ФРАГМЕНТ ИСТОЧНИКА
◆ ◆ ◆ ◆

Истоки русского философского сознания

В своих работах Н.А. Бердяев подчеркивает, что неверно оценивать Россию как страну молодой культуры, которая в недавнем прошлом была еще полуварварской. "Россия страна старой культуры. В киевской России зарождалась культура более высокая, чем в то время на Западе: уже XIV веке в России была классически-современная иконопись и замечательное зодчество" [5,7]. Высокая оценка древнерусской живописи, вошедшей в сокровищницу мировой культуры, объясняется в немалой степени ее глубокой философичностью, а не только колоритом красок или другими эстетическими достоинствами. "Исследователи искусства это хорошо понимают, а историки философии, к сожалению, не всегда" [9,26]. Кроме этого, отмечает Бердяев, "русскому народу свойственно философствовать. Русский безграмотный мужик любит ставить вопросы философского характера — о смысле жизни, о Боге, о вечности жизни, о зле и неправде, о том, как осуществить Царство Божье". Но русский народ "не был народом культуры по преимуществу, как народы Западной Европы, он был более народом откровении и вдохновении, он не знал меры и легко впадал в крайности" [6,44]. В книге "Судьба России" Бердяев подчеркивает, что русский народ в высшей степени поляризованный и противоречивый. Противоречивость и сложность русской души Бердяев связывает с тем, что в России сталкиваются и взаимодействуют два потока мировой истории — Восток и Запад. Он говорит, что "в русской душе всегда боролись два начала, восточное и западное". Загадочную противоречивость России, одинаковую верность взаимоисключающих о ней тезисов Бердяев видит "в несоединенности мужественного и женственного в русском духе и русском характере" [4,15]. В работах Бердяева часто можно встретить утверждение о "женской природе русского народа" [5,109], о "женственности славян" [4,22], о том, что глубинное в национальной стихии в России и в русском сознании является женственным [4,15,16]. В той или иной форме, Бердяев подчеркивает, что у русского сознания и женской души очень много общего, единого, глубинного.

Бердяев также отмечает соответствие между необъятностью русской земли и русской души, русского сознания. Русскому народу трудно было овладеть огромными пространствами и оформить их. Русский народ был подавлен огромной тратой сил, которой требовали размеры русского государства. Государство крепло, народ хирел, говорил Ключевскими. Нужно было овладевать большими пространствами и охранять их. У русского народа была огромная сила стихии и сравнительная слабость нормы. Женственность делала его мистически чутким, способным прислушиваться к внутренним голосам.

◆ ◆ ◆ ◆

СТРОКИ ДАННЫХ
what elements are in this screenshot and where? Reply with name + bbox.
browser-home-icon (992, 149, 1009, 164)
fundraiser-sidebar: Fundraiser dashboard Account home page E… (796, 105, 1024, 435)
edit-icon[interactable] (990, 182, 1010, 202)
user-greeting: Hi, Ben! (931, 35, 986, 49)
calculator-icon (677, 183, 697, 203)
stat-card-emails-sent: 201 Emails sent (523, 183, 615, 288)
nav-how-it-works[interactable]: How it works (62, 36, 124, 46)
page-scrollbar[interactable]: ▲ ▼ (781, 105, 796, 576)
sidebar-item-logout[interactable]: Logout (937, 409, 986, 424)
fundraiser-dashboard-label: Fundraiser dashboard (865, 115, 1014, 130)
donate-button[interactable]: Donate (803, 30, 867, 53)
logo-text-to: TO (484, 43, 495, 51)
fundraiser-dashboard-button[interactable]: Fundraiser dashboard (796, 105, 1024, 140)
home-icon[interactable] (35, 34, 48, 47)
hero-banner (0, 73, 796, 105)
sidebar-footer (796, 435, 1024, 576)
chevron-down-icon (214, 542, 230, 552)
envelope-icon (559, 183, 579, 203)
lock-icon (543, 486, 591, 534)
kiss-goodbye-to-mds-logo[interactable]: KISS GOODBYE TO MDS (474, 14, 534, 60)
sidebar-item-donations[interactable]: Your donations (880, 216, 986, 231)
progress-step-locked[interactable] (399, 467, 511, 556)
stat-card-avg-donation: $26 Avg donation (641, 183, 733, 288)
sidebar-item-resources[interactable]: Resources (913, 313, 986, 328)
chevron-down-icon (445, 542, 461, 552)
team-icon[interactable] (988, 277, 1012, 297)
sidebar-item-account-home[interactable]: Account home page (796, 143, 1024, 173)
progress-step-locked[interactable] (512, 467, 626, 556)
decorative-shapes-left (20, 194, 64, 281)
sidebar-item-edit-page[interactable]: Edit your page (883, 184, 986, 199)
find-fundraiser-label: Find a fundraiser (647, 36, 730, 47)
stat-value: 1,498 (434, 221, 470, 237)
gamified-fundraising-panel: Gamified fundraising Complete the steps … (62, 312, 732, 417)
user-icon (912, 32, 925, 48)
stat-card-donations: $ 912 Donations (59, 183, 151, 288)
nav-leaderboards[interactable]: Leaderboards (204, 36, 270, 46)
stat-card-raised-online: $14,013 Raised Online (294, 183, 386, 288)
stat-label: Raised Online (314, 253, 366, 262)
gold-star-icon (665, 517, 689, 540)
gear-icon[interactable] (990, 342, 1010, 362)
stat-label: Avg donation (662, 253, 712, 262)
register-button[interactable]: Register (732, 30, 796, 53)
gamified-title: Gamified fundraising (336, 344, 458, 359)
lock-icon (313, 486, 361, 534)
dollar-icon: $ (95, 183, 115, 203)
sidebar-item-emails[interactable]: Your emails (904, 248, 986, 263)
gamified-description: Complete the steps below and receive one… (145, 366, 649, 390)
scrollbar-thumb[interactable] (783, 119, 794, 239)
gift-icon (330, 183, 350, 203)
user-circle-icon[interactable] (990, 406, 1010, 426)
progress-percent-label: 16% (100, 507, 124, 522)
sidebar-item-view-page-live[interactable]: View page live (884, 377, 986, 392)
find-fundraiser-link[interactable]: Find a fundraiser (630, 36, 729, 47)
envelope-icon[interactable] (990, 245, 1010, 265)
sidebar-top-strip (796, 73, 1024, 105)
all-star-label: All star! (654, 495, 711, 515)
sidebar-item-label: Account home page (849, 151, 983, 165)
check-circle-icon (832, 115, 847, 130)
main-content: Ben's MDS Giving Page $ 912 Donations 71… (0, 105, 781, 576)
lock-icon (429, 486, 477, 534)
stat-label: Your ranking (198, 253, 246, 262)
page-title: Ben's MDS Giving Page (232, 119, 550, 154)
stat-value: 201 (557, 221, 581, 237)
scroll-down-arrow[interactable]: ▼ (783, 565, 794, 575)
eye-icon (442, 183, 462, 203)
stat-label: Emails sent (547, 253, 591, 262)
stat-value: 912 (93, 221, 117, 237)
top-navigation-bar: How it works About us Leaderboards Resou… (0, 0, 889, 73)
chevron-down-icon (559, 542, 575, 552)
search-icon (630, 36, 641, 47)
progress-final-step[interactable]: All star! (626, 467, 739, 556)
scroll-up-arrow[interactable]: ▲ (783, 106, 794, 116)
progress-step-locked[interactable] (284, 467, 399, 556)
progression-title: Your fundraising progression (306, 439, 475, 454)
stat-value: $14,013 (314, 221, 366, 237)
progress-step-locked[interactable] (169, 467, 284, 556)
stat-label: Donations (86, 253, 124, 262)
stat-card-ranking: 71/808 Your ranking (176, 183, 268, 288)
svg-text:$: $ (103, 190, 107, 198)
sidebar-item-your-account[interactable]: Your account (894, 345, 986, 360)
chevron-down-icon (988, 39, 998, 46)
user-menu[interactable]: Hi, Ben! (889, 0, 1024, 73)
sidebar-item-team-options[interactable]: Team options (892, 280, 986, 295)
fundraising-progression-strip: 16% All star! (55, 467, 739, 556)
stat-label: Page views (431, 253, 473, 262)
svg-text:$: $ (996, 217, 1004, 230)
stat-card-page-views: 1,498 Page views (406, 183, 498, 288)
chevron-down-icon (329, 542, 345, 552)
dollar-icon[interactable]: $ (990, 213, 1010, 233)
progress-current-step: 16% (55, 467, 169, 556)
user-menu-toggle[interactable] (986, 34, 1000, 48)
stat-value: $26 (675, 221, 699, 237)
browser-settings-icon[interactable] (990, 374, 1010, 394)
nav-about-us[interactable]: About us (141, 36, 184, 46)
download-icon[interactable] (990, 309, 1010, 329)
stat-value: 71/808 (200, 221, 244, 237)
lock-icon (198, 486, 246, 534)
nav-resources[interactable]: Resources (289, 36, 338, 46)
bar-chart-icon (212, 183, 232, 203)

◆ ◆ ◆ ◆

УСЛОВИЯ ЗАДАНИЙ
a – Какие два потока мировой истории, согласно фрагменту источника, по мнению Бердяева сталкиваются и взаимодействуют в России?
b – Пожалуйста, переведите на английский язык предложение из фрагмента источника: «Русскому народу трудно было овладеть огромными пространствами и оформить их».
c – Напишите продолжение фрагмента источника, начиная сразу после слов «способным прислушиваться к внутренним голосам».

ПИСЬМЕННЫЕ ОТВЕТЫ
a – Восток и Запад.

b – It was difficult for the Russian people to master the vast expanses and give them form.

c –
В противоположность славянофилам Бердяев считает развитие России прерывистым, катастрофическим. В Русской истории Бердяев выделяет шесть разных периодов: Киевский, Татарский, Московский, Петровский, Императорский, Советский. После падения православной Византийской империи, второго Рима, в русском народе возникло сознание, что русское, московское царство остается единственным православным царством в мире. Для истории русского мессианского и эсхатологического сознания очень большое значение по-Бердяеву имеет идея инока Филофея о Москве, как Третьем Риме. Миссия России быть носительницей и хранительницей истинного христианства, православия. Это призвание религиозное. Религиозное и национальное в Московском царстве срослось между собой, срослось в сознании русского народа. Императорский соблазн входит в мессианское сознание. "Духовный провал идеи Москвы, как Третьего Рима, был именно в том, что Третий Рим представлялся, как проявление мощи государства, сложился как Московское царство, потом как империя, и, наконец, как Третий Интернационал" [6,50].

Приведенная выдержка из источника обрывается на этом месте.